§ **Aim of the task**
Copy out the listing that follows, exact in every word, and skip the images.

Extracted data entries:
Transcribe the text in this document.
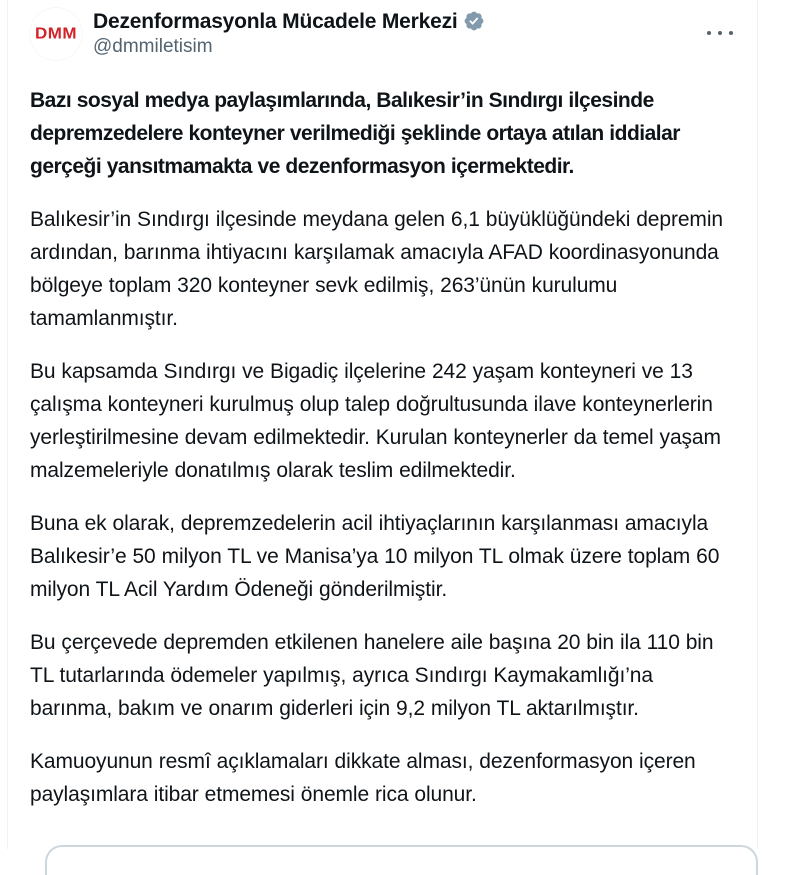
DMM
Dezenformasyonla Mücadele Merkezi
@dmmiletisim

Bazı sosyal medya paylaşımlarında, Balıkesir’in Sındırgı ilçesinde depremzedelere konteyner verilmediği şeklinde ortaya atılan iddialar gerçeği yansıtmamakta ve dezenformasyon içermektedir.

Balıkesir’in Sındırgı ilçesinde meydana gelen 6,1 büyüklüğündeki depremin ardından, barınma ihtiyacını karşılamak amacıyla AFAD koordinasyonunda bölgeye toplam 320 konteyner sevk edilmiş, 263’ünün kurulumu tamamlanmıştır.

Bu kapsamda Sındırgı ve Bigadiç ilçelerine 242 yaşam konteyneri ve 13 çalışma konteyneri kurulmuş olup talep doğrultusunda ilave konteynerlerin yerleştirilmesine devam edilmektedir. Kurulan konteynerler da temel yaşam malzemeleriyle donatılmış olarak teslim edilmektedir.

Buna ek olarak, depremzedelerin acil ihtiyaçlarının karşılanması amacıyla Balıkesir’e 50 milyon TL ve Manisa’ya 10 milyon TL olmak üzere toplam 60 milyon TL Acil Yardım Ödeneği gönderilmiştir.

Bu çerçevede depremden etkilenen hanelere aile başına 20 bin ila 110 bin TL tutarlarında ödemeler yapılmış, ayrıca Sındırgı Kaymakamlığı’na barınma, bakım ve onarım giderleri için 9,2 milyon TL aktarılmıştır.

Kamuoyunun resmî açıklamaları dikkate alması, dezenformasyon içeren paylaşımlara itibar etmemesi önemle rica olunur.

§ **Result for this exercise**
Transcribe the text in this document.
DMM
Dezenformasyonla Mücadele Merkezi
@dmmiletisim

Bazı sosyal medya paylaşımlarında, Balıkesir’in Sındırgı ilçesinde depremzedelere konteyner verilmediği şeklinde ortaya atılan iddialar gerçeği yansıtmamakta ve dezenformasyon içermektedir.

Balıkesir’in Sındırgı ilçesinde meydana gelen 6,1 büyüklüğündeki depremin ardından, barınma ihtiyacını karşılamak amacıyla AFAD koordinasyonunda bölgeye toplam 320 konteyner sevk edilmiş, 263’ünün kurulumu tamamlanmıştır.

Bu kapsamda Sındırgı ve Bigadiç ilçelerine 242 yaşam konteyneri ve 13 çalışma konteyneri kurulmuş olup talep doğrultusunda ilave konteynerlerin yerleştirilmesine devam edilmektedir. Kurulan konteynerler da temel yaşam malzemeleriyle donatılmış olarak teslim edilmektedir.

Buna ek olarak, depremzedelerin acil ihtiyaçlarının karşılanması amacıyla Balıkesir’e 50 milyon TL ve Manisa’ya 10 milyon TL olmak üzere toplam 60 milyon TL Acil Yardım Ödeneği gönderilmiştir.

Bu çerçevede depremden etkilenen hanelere aile başına 20 bin ila 110 bin TL tutarlarında ödemeler yapılmış, ayrıca Sındırgı Kaymakamlığı’na barınma, bakım ve onarım giderleri için 9,2 milyon TL aktarılmıştır.

Kamuoyunun resmî açıklamaları dikkate alması, dezenformasyon içeren paylaşımlara itibar etmemesi önemle rica olunur.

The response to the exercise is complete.